A block of data:
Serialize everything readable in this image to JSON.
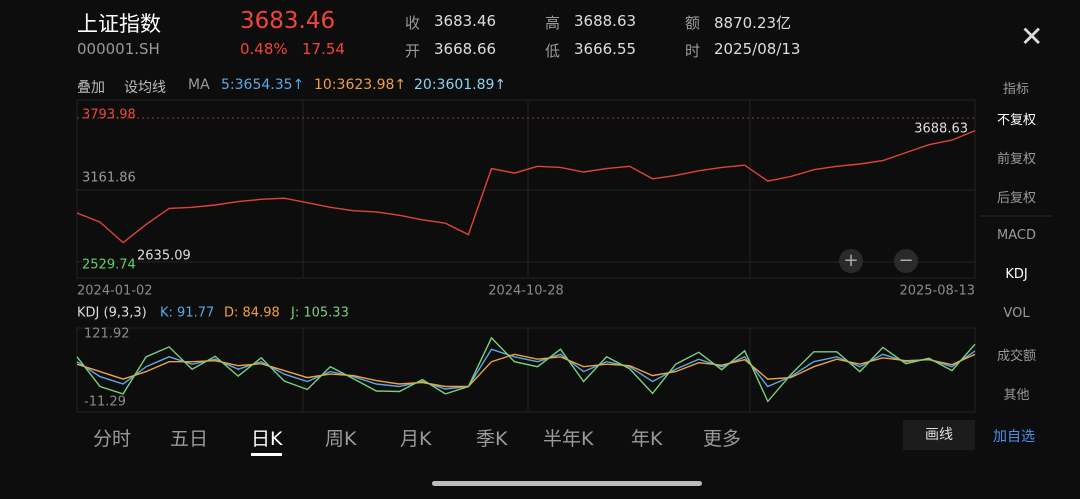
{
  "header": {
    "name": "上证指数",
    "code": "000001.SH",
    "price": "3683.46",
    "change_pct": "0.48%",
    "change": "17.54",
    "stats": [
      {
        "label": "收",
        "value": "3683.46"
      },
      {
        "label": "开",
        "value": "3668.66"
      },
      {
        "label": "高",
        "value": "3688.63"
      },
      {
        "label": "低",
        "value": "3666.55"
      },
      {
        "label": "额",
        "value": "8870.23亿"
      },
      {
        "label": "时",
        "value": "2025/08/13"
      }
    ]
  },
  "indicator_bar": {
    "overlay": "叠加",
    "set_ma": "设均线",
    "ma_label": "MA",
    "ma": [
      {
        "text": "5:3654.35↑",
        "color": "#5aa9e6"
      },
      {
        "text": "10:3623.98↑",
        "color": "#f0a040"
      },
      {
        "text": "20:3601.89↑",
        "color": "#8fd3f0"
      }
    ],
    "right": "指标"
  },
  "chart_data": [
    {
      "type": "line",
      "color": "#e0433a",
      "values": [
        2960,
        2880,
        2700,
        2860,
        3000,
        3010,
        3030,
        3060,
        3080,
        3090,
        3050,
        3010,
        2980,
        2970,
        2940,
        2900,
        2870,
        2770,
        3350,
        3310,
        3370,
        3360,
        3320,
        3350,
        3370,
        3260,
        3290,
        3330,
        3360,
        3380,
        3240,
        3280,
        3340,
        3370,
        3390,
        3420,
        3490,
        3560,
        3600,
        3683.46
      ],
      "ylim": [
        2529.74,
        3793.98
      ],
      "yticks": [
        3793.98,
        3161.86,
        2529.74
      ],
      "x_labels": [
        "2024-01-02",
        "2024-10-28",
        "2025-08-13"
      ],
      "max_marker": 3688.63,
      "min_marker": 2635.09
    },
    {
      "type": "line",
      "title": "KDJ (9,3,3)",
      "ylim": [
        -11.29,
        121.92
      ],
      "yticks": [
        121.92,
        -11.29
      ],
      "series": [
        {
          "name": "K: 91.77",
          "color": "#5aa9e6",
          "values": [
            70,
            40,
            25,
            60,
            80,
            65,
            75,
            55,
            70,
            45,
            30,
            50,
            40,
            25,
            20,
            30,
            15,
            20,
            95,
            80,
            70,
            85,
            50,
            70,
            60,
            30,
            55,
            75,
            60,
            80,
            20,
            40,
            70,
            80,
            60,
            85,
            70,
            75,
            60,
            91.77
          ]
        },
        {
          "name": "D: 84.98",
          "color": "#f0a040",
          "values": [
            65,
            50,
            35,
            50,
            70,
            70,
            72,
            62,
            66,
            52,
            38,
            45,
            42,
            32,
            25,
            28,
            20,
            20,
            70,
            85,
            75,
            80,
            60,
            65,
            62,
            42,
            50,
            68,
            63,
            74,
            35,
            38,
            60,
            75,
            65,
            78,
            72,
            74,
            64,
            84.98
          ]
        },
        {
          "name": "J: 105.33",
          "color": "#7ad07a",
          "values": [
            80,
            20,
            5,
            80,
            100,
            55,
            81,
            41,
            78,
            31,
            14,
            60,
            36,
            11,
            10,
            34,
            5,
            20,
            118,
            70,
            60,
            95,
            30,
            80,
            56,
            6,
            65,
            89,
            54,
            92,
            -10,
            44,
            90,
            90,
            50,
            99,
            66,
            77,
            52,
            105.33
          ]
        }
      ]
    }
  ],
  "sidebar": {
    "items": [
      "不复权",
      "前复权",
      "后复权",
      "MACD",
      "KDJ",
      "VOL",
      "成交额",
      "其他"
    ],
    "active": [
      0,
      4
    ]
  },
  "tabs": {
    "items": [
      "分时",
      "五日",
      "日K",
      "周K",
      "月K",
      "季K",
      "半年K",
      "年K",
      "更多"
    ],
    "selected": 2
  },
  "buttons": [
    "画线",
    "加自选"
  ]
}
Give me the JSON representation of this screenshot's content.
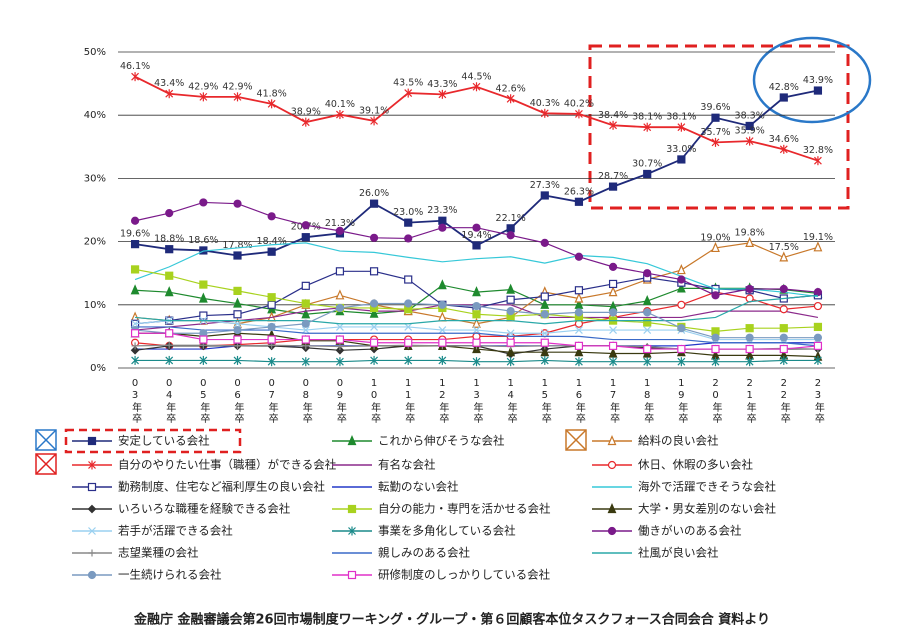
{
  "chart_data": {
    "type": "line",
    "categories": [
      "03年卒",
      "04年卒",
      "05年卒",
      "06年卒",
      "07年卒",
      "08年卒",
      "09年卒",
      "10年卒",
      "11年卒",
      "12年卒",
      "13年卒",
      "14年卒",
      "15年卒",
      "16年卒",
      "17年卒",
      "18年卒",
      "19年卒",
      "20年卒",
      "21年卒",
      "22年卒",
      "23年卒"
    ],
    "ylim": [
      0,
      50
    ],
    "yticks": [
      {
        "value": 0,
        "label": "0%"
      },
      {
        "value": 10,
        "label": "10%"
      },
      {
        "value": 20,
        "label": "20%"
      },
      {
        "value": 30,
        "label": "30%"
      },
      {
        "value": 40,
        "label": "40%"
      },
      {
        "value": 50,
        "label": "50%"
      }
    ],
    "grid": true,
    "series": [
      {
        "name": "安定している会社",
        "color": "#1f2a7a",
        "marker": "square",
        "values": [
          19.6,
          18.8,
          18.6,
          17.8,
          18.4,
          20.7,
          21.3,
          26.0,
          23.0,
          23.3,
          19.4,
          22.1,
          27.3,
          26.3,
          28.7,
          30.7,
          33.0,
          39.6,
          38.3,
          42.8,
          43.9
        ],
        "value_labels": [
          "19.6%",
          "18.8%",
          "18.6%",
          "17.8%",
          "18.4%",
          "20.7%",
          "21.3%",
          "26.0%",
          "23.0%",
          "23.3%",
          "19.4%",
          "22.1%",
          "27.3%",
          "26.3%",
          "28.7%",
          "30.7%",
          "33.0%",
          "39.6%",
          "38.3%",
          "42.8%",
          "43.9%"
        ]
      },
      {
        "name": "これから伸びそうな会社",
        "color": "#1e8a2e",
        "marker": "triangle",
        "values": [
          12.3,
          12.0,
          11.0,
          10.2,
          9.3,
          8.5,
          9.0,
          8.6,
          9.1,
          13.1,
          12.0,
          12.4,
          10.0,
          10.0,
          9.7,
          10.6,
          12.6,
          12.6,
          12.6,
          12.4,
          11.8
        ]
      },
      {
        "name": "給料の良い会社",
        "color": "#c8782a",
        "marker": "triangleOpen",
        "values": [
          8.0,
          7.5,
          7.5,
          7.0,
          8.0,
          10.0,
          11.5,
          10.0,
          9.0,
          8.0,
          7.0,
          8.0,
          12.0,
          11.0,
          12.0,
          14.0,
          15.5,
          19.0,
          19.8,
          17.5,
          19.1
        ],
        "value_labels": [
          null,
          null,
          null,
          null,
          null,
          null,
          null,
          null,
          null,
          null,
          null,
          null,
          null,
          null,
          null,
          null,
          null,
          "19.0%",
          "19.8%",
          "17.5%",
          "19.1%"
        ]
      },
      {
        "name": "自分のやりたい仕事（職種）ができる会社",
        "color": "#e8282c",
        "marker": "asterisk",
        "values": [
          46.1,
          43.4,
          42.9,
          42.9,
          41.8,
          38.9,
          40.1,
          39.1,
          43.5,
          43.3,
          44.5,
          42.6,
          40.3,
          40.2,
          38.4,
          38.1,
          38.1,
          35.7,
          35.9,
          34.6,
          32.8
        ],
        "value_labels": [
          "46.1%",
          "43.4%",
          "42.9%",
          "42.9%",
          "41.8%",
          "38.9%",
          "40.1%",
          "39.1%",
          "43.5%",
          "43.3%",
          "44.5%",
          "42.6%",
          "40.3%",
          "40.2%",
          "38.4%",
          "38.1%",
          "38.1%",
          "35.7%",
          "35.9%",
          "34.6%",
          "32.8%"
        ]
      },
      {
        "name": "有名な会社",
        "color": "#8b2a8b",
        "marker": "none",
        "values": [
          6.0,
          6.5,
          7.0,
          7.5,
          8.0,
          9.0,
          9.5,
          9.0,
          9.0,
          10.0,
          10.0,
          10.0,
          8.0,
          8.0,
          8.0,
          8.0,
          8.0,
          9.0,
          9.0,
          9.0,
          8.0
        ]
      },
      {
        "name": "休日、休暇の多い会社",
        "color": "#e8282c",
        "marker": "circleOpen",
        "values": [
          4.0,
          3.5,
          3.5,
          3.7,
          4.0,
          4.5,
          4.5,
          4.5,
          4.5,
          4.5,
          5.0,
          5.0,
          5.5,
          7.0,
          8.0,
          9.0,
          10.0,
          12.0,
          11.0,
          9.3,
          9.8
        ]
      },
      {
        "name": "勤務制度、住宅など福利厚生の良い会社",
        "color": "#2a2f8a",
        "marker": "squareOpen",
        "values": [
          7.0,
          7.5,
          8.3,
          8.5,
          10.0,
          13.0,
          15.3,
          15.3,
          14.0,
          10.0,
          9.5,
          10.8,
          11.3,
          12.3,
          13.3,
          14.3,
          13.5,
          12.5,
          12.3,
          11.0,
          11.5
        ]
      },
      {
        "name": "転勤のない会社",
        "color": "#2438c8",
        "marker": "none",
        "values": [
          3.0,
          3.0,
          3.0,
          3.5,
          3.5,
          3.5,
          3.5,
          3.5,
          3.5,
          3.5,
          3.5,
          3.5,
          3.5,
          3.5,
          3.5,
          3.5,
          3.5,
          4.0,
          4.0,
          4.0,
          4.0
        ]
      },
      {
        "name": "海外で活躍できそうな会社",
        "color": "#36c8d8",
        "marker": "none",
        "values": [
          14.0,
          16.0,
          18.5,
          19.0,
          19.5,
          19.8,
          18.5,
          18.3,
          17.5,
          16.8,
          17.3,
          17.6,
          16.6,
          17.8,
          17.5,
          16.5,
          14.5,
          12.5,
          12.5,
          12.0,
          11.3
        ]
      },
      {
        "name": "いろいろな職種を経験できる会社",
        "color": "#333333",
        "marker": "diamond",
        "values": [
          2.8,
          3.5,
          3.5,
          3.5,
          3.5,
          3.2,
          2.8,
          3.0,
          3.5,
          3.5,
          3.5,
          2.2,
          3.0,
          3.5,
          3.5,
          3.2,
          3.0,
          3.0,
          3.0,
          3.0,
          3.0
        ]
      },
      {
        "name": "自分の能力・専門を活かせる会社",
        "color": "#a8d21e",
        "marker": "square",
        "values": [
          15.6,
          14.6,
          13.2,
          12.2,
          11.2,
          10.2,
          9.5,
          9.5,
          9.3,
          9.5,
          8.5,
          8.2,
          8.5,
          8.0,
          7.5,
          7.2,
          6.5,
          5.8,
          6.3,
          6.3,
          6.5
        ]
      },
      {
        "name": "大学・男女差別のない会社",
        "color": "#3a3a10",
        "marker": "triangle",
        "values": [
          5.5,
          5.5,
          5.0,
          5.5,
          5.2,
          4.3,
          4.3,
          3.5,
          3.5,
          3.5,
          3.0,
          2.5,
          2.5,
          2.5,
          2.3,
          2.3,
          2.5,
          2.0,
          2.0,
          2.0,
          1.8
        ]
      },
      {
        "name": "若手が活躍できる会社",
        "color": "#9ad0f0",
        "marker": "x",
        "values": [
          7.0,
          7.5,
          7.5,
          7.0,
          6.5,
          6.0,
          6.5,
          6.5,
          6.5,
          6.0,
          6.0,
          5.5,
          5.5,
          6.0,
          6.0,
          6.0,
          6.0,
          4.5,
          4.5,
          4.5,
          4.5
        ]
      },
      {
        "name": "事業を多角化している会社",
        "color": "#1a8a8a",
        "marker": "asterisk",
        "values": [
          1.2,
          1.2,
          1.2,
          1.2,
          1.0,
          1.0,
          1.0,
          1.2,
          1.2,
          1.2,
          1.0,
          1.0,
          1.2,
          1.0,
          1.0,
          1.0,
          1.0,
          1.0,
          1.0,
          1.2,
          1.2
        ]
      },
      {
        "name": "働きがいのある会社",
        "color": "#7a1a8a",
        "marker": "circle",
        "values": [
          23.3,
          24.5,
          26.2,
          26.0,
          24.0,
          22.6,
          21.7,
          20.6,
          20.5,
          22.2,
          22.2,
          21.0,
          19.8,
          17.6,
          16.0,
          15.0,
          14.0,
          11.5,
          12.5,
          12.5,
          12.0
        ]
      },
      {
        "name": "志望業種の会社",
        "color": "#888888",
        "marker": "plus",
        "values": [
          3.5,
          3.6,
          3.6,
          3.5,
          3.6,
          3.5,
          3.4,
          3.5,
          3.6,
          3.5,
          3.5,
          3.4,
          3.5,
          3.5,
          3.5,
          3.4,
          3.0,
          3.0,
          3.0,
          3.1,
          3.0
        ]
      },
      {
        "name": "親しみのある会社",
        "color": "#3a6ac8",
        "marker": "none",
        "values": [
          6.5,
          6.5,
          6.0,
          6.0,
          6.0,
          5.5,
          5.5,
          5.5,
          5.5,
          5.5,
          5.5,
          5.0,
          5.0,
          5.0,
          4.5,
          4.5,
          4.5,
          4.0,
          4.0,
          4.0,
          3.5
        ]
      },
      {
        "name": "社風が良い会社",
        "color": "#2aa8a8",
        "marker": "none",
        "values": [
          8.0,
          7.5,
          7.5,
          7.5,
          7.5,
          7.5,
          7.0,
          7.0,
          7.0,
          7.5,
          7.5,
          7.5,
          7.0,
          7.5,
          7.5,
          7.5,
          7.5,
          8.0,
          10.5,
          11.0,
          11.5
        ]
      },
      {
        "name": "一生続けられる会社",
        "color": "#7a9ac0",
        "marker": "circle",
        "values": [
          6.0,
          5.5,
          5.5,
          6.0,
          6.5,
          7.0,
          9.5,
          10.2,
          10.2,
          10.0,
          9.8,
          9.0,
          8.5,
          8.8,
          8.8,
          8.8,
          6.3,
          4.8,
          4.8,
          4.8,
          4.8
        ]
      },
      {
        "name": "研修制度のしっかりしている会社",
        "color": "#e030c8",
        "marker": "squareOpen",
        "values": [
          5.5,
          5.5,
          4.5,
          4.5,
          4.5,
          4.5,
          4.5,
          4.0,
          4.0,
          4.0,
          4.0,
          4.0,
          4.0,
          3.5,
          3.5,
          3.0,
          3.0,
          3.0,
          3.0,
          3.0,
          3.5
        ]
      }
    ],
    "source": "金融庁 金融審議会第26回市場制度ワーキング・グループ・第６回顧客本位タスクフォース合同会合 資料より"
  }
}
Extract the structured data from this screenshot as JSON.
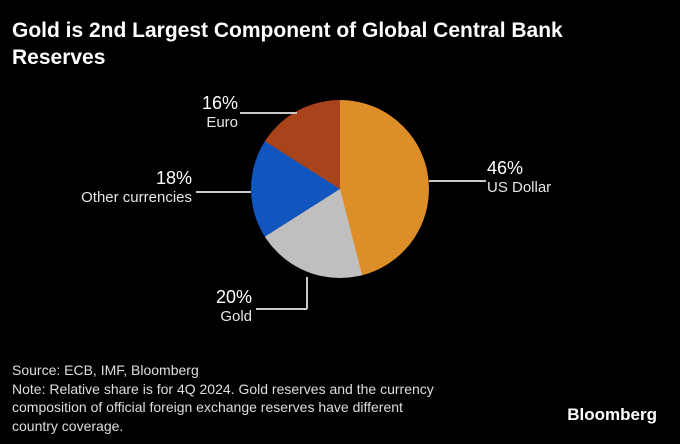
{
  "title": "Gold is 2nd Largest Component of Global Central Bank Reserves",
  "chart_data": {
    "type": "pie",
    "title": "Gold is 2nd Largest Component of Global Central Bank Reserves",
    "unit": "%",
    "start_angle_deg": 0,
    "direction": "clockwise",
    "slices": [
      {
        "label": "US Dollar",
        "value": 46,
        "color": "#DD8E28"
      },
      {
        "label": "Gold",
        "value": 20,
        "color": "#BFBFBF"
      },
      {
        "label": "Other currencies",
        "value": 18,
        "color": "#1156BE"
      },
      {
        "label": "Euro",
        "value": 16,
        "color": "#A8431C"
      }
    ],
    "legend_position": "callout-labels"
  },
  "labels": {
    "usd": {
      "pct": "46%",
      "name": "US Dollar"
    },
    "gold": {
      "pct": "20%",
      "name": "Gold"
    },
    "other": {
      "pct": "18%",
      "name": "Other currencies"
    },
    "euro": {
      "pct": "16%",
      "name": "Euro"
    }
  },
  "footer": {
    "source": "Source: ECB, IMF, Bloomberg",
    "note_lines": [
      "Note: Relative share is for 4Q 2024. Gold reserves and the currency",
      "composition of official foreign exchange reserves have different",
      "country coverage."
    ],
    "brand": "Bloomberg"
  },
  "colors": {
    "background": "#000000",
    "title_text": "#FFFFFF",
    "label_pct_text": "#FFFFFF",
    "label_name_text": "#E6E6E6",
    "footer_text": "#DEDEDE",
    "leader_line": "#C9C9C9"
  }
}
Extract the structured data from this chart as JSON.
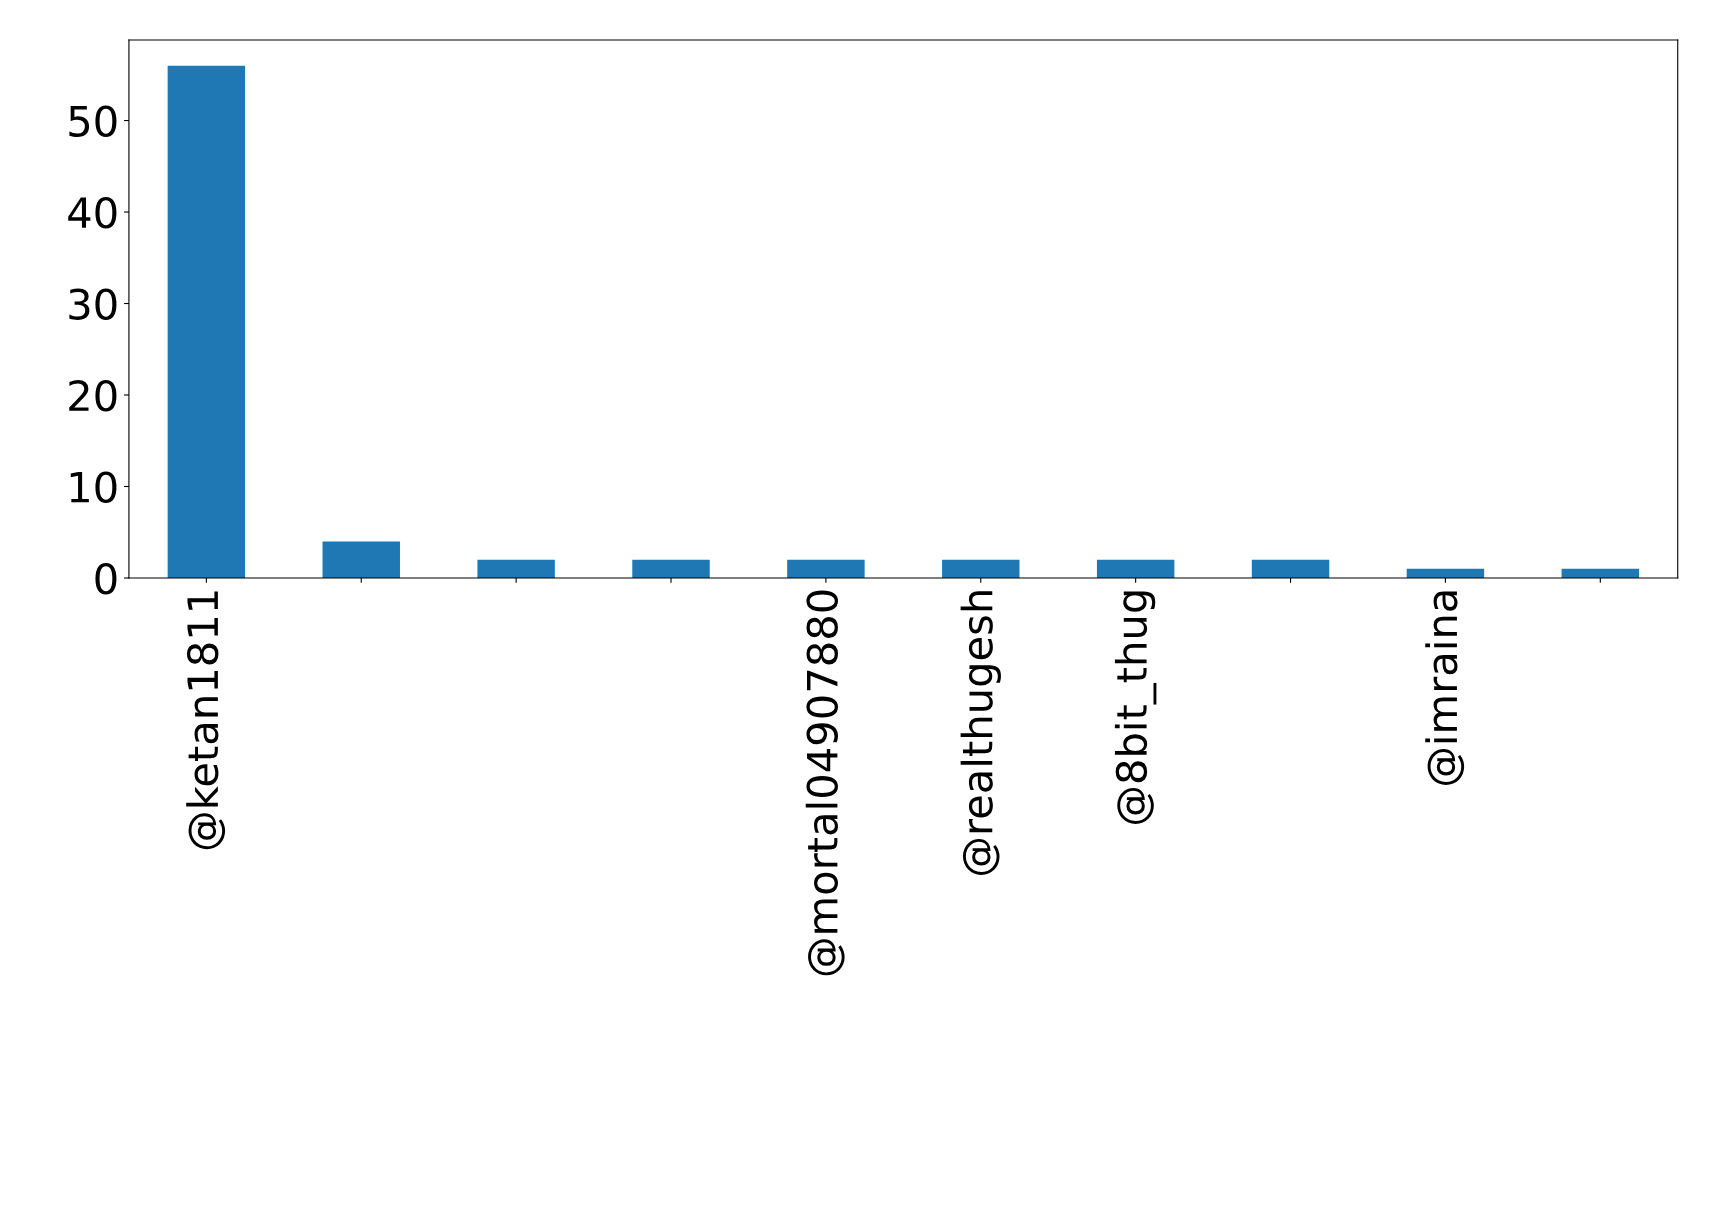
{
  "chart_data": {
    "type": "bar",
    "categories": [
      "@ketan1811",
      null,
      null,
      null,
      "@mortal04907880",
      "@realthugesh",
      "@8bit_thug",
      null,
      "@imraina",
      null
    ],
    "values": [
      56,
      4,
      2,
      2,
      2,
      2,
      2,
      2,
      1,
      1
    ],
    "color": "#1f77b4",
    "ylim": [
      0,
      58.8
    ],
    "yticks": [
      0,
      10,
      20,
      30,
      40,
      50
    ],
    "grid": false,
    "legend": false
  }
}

*WHAT IS EXPECTED*
Gather each line of the listing that holds the string "Largest".

*COMPLETE OUTPUT*
  "title": "Gold is 2nd Largest Component of Global Central Bank Reserves",
    "title": "Gold is 2nd Largest Component of Global Central Bank Reserves",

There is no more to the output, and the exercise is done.